### What the task requires
Determine how many lines include the string "this". Output that number only.

### Material
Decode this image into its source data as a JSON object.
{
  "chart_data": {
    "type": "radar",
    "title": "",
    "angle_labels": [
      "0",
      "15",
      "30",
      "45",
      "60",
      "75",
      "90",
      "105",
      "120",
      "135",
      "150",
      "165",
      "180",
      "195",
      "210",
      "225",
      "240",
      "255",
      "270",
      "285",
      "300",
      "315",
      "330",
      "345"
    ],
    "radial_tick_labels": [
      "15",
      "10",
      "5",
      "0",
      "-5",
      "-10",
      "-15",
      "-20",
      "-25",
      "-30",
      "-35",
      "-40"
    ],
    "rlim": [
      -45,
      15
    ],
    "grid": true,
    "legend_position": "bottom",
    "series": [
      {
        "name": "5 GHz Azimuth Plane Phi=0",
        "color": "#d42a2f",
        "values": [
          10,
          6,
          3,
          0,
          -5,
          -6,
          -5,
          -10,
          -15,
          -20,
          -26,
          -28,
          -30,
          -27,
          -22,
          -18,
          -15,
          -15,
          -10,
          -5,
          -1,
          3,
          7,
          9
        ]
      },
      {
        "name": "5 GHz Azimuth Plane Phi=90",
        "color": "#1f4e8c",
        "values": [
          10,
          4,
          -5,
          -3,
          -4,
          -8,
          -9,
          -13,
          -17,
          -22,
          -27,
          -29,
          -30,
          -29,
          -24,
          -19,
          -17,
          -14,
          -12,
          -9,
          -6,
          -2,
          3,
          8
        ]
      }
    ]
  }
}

--

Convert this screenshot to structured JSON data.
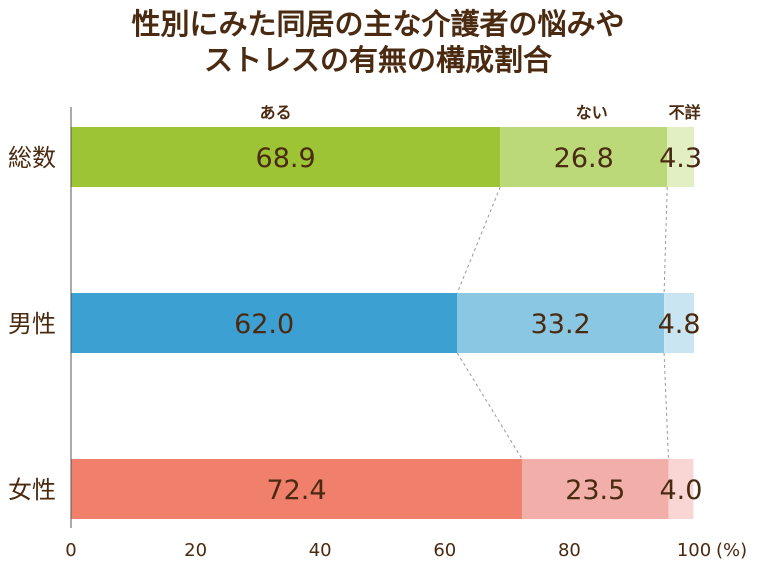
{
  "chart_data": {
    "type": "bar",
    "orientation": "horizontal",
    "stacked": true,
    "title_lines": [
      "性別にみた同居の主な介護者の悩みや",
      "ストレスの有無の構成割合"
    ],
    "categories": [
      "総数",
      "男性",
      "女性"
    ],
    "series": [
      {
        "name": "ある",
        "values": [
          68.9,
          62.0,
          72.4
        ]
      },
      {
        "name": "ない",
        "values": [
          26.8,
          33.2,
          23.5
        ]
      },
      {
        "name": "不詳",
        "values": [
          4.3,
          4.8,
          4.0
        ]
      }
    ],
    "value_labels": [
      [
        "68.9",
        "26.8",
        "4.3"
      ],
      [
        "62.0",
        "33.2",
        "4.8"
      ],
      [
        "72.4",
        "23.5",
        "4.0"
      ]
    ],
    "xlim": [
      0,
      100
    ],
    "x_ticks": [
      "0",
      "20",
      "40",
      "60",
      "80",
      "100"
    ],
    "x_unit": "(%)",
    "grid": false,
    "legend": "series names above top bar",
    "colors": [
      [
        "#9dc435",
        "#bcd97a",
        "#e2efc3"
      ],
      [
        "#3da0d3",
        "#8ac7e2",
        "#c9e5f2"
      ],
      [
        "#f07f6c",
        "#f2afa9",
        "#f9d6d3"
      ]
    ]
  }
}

### Answer
2